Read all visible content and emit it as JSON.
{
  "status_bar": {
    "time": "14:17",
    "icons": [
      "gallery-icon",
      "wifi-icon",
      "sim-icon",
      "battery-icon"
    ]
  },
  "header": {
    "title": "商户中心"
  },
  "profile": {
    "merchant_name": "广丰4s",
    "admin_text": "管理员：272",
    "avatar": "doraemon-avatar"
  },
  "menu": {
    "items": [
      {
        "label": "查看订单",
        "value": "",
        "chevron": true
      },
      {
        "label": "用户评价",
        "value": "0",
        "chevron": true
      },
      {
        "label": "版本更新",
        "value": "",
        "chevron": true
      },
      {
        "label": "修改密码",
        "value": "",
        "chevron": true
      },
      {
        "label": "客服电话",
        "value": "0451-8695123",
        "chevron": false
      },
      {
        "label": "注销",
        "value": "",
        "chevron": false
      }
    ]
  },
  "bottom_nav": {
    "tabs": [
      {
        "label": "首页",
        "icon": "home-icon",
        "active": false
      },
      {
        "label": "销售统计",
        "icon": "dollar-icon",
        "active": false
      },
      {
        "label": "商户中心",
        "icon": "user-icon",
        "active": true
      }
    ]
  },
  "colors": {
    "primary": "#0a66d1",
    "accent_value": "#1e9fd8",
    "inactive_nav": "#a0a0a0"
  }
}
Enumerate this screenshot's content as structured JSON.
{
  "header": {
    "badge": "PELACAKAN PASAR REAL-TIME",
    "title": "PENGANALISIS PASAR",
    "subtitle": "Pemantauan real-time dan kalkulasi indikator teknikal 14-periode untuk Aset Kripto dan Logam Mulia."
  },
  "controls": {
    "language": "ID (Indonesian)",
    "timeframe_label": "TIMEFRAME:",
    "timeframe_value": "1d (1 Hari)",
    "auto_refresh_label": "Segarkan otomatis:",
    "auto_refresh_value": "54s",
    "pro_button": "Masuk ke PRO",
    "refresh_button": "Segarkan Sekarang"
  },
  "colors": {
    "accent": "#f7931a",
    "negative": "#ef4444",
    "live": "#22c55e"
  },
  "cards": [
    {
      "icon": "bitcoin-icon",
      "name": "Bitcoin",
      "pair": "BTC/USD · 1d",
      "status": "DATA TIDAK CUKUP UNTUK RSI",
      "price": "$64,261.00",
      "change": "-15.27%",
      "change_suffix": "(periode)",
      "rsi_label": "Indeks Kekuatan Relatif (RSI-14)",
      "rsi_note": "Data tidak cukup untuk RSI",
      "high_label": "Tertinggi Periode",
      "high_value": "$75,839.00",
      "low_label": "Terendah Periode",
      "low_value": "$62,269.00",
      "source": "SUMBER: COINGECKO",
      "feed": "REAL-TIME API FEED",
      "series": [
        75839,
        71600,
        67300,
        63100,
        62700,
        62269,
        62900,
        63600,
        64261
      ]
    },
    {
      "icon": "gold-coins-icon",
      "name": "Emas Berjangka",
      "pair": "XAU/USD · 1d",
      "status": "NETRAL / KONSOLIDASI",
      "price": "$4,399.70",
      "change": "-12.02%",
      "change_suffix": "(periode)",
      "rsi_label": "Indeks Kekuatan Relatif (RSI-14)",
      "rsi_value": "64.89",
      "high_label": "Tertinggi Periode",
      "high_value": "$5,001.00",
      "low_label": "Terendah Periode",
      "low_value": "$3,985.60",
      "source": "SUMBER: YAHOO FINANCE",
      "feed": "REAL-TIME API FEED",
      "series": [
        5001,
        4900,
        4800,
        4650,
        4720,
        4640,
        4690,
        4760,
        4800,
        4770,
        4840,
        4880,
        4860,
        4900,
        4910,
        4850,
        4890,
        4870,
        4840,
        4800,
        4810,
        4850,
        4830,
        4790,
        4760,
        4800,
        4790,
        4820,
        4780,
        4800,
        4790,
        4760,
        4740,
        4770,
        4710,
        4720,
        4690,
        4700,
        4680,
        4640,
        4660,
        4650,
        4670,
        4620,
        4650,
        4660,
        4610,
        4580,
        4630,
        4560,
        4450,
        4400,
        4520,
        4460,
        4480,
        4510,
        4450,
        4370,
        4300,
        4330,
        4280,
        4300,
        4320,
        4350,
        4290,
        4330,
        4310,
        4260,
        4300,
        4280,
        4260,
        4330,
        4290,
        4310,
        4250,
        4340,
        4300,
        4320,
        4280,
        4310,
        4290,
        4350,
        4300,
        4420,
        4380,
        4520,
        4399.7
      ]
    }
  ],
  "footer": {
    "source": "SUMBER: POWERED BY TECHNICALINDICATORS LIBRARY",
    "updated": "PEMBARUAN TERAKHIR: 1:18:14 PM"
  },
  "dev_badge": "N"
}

Your goal
Using the listing, collect all lines in which the string "content" is found.

Task answer
Read all visible content and emit it as JSON.
Enumerate this screenshot's content as structured JSON.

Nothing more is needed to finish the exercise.